**Problem to solve:** Restate the whole listing exactly.

**Entries:**

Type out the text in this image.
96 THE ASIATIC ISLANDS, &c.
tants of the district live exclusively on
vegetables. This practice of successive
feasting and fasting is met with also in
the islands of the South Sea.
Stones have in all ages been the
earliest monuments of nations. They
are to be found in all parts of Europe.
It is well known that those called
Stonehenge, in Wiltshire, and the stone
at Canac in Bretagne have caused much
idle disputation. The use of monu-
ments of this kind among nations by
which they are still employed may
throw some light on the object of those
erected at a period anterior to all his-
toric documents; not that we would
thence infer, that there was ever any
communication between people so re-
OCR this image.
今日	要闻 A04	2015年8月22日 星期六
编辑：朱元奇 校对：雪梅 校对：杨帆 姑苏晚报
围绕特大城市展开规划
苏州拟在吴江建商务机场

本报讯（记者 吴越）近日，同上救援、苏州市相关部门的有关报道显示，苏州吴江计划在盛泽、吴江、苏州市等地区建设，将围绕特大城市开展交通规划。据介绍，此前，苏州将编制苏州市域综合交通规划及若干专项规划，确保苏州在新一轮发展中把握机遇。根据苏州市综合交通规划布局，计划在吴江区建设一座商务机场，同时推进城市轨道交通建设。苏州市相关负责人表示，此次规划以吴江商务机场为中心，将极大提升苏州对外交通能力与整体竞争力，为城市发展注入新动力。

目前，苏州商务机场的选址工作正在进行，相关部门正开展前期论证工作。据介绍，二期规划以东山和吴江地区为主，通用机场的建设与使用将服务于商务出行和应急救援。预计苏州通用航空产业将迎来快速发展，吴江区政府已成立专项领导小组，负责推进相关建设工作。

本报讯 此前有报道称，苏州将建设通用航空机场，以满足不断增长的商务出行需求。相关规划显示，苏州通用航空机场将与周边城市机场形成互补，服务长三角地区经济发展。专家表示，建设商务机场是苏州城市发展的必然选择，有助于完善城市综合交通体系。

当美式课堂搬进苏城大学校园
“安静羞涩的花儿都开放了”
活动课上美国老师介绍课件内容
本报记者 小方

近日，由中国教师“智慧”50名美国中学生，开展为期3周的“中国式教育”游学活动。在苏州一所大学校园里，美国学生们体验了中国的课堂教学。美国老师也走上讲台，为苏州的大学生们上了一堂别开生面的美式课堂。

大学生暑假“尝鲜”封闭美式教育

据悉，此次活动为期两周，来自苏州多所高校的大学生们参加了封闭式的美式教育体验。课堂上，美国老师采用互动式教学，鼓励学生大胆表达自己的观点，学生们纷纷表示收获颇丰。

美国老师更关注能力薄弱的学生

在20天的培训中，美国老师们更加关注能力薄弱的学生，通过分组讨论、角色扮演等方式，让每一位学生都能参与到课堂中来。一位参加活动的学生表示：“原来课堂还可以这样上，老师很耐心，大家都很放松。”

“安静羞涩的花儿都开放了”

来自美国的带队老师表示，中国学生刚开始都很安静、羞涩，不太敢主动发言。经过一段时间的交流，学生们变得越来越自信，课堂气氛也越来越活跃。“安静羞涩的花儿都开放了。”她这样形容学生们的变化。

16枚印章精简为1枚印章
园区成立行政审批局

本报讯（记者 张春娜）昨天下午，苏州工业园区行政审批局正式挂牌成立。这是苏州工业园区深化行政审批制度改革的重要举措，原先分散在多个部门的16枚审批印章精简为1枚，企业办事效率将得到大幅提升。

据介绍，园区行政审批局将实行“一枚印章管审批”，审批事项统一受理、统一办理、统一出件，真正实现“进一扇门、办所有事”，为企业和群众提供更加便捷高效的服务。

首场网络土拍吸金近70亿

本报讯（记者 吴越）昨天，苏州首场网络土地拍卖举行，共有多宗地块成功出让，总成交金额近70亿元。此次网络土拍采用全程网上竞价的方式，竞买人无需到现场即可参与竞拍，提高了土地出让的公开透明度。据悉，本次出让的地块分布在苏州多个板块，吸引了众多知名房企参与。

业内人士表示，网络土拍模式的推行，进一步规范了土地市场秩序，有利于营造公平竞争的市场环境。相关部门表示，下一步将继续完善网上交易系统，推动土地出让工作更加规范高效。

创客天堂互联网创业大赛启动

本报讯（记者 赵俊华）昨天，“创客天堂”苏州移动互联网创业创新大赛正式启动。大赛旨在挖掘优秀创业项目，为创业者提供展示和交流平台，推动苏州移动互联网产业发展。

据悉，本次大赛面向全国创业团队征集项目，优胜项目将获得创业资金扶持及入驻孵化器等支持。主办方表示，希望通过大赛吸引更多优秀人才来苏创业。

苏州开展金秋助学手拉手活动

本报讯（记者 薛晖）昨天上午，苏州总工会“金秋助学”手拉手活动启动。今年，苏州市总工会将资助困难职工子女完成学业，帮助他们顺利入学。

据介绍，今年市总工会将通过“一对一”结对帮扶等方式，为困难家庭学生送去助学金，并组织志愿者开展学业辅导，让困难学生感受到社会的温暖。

**In response:**
Type out the text in this image.
96 THE ASIATIC ISLANDS, &c.
tants of the district live exclusively on
vegetables. This practice of successive
feasting and fasting is met with also in
the islands of the South Sea.
Stones have in all ages been the
earliest monuments of nations. They
are to be found in all parts of Europe.
It is well known that those called
Stonehenge, in Wiltshire, and the stone
at Canac in Bretagne have caused much
idle disputation. The use of monu-
ments of this kind among nations by
which they are still employed may
throw some light on the object of those
erected at a period anterior to all his-
toric documents; not that we would
thence infer, that there was ever any
communication between people so re-
OCR this image.
今日	要闻 A04	2015年8月22日 星期六
编辑：朱元奇 校对：雪梅 校对：杨帆 姑苏晚报
围绕特大城市展开规划
苏州拟在吴江建商务机场

本报讯（记者 吴越）近日，同上救援、苏州市相关部门的有关报道显示，苏州吴江计划在盛泽、吴江、苏州市等地区建设，将围绕特大城市开展交通规划。据介绍，此前，苏州将编制苏州市域综合交通规划及若干专项规划，确保苏州在新一轮发展中把握机遇。根据苏州市综合交通规划布局，计划在吴江区建设一座商务机场，同时推进城市轨道交通建设。苏州市相关负责人表示，此次规划以吴江商务机场为中心，将极大提升苏州对外交通能力与整体竞争力，为城市发展注入新动力。

目前，苏州商务机场的选址工作正在进行，相关部门正开展前期论证工作。据介绍，二期规划以东山和吴江地区为主，通用机场的建设与使用将服务于商务出行和应急救援。预计苏州通用航空产业将迎来快速发展，吴江区政府已成立专项领导小组，负责推进相关建设工作。

本报讯 此前有报道称，苏州将建设通用航空机场，以满足不断增长的商务出行需求。相关规划显示，苏州通用航空机场将与周边城市机场形成互补，服务长三角地区经济发展。专家表示，建设商务机场是苏州城市发展的必然选择，有助于完善城市综合交通体系。

当美式课堂搬进苏城大学校园
“安静羞涩的花儿都开放了”
活动课上美国老师介绍课件内容
本报记者 小方

近日，由中国教师“智慧”50名美国中学生，开展为期3周的“中国式教育”游学活动。在苏州一所大学校园里，美国学生们体验了中国的课堂教学。美国老师也走上讲台，为苏州的大学生们上了一堂别开生面的美式课堂。

大学生暑假“尝鲜”封闭美式教育

据悉，此次活动为期两周，来自苏州多所高校的大学生们参加了封闭式的美式教育体验。课堂上，美国老师采用互动式教学，鼓励学生大胆表达自己的观点，学生们纷纷表示收获颇丰。

美国老师更关注能力薄弱的学生

在20天的培训中，美国老师们更加关注能力薄弱的学生，通过分组讨论、角色扮演等方式，让每一位学生都能参与到课堂中来。一位参加活动的学生表示：“原来课堂还可以这样上，老师很耐心，大家都很放松。”

“安静羞涩的花儿都开放了”

来自美国的带队老师表示，中国学生刚开始都很安静、羞涩，不太敢主动发言。经过一段时间的交流，学生们变得越来越自信，课堂气氛也越来越活跃。“安静羞涩的花儿都开放了。”她这样形容学生们的变化。

16枚印章精简为1枚印章
园区成立行政审批局

本报讯（记者 张春娜）昨天下午，苏州工业园区行政审批局正式挂牌成立。这是苏州工业园区深化行政审批制度改革的重要举措，原先分散在多个部门的16枚审批印章精简为1枚，企业办事效率将得到大幅提升。

据介绍，园区行政审批局将实行“一枚印章管审批”，审批事项统一受理、统一办理、统一出件，真正实现“进一扇门、办所有事”，为企业和群众提供更加便捷高效的服务。

首场网络土拍吸金近70亿

本报讯（记者 吴越）昨天，苏州首场网络土地拍卖举行，共有多宗地块成功出让，总成交金额近70亿元。此次网络土拍采用全程网上竞价的方式，竞买人无需到现场即可参与竞拍，提高了土地出让的公开透明度。据悉，本次出让的地块分布在苏州多个板块，吸引了众多知名房企参与。

业内人士表示，网络土拍模式的推行，进一步规范了土地市场秩序，有利于营造公平竞争的市场环境。相关部门表示，下一步将继续完善网上交易系统，推动土地出让工作更加规范高效。

创客天堂互联网创业大赛启动

本报讯（记者 赵俊华）昨天，“创客天堂”苏州移动互联网创业创新大赛正式启动。大赛旨在挖掘优秀创业项目，为创业者提供展示和交流平台，推动苏州移动互联网产业发展。

据悉，本次大赛面向全国创业团队征集项目，优胜项目将获得创业资金扶持及入驻孵化器等支持。主办方表示，希望通过大赛吸引更多优秀人才来苏创业。

苏州开展金秋助学手拉手活动

本报讯（记者 薛晖）昨天上午，苏州总工会“金秋助学”手拉手活动启动。今年，苏州市总工会将资助困难职工子女完成学业，帮助他们顺利入学。

据介绍，今年市总工会将通过“一对一”结对帮扶等方式，为困难家庭学生送去助学金，并组织志愿者开展学业辅导，让困难学生感受到社会的温暖。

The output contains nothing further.